Records to process |
--------------------

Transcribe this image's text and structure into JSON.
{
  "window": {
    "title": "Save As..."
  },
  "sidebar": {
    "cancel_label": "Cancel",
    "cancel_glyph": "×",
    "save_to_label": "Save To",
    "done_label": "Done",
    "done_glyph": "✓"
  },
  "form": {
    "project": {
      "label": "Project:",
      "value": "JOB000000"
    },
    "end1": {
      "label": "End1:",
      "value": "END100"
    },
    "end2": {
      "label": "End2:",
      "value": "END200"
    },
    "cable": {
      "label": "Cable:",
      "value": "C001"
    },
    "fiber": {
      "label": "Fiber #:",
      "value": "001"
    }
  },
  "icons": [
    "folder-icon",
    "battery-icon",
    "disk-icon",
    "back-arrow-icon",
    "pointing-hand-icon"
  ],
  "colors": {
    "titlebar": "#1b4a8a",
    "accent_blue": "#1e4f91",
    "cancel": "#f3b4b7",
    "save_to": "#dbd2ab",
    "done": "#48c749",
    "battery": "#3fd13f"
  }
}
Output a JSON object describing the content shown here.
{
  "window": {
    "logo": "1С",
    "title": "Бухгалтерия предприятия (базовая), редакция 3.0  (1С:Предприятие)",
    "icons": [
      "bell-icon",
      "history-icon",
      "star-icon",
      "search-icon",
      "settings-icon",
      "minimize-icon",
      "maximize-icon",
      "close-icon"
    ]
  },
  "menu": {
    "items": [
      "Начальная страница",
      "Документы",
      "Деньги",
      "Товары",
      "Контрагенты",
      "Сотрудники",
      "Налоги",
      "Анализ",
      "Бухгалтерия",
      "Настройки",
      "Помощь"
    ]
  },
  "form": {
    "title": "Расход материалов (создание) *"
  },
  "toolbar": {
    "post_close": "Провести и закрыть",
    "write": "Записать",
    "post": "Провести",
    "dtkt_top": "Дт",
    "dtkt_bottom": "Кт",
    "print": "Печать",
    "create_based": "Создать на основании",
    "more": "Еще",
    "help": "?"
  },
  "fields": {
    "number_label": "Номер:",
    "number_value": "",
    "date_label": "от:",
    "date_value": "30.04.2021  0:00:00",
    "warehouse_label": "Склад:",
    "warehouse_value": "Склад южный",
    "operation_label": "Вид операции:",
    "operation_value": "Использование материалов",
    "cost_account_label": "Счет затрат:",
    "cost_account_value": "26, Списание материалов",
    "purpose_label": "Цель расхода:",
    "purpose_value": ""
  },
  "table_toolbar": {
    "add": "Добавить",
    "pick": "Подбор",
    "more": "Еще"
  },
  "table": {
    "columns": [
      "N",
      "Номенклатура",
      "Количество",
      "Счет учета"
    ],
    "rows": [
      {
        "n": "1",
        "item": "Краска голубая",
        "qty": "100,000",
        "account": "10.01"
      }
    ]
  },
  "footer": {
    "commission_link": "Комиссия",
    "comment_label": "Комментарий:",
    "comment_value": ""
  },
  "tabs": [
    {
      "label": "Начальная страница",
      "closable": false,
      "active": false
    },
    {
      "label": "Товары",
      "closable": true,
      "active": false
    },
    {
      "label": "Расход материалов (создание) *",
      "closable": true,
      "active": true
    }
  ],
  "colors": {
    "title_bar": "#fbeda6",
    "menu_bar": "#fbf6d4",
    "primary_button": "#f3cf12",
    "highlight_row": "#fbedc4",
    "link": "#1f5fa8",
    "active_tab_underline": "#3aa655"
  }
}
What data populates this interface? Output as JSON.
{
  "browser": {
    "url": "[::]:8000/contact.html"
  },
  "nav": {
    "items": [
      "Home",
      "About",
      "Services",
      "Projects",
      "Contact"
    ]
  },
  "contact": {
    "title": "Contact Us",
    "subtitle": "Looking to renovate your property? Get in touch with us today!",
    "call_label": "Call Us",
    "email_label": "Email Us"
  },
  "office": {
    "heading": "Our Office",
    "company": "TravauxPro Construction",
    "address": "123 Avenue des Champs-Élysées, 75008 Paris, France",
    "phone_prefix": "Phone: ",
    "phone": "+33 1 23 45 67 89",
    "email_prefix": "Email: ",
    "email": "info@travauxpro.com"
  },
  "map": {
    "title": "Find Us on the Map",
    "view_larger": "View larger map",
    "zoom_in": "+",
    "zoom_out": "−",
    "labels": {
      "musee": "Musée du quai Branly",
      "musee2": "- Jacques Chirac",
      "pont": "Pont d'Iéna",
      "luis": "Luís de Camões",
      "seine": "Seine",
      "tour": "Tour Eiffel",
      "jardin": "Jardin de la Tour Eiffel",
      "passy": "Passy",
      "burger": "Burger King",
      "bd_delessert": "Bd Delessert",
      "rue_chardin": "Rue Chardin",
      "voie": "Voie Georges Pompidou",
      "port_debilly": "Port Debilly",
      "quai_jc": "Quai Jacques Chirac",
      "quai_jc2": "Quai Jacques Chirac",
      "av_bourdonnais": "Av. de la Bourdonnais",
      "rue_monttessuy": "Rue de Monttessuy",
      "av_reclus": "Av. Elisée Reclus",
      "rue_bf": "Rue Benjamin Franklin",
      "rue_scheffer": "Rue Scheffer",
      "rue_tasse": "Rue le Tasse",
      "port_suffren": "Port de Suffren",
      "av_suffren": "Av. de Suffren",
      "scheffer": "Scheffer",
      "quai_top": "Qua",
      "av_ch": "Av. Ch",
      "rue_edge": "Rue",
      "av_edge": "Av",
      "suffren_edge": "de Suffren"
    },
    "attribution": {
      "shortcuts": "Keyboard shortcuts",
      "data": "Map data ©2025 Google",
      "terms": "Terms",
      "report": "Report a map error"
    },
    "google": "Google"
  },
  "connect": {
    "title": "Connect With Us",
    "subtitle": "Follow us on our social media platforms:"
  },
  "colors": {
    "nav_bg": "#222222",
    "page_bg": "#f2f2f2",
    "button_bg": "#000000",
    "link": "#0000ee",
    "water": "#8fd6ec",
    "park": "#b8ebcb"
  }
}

--------------------

Show every line where the string "Провести" appears.

Solution for this exercise |
    "post_close": "Провести и закрыть",
    "post": "Провести",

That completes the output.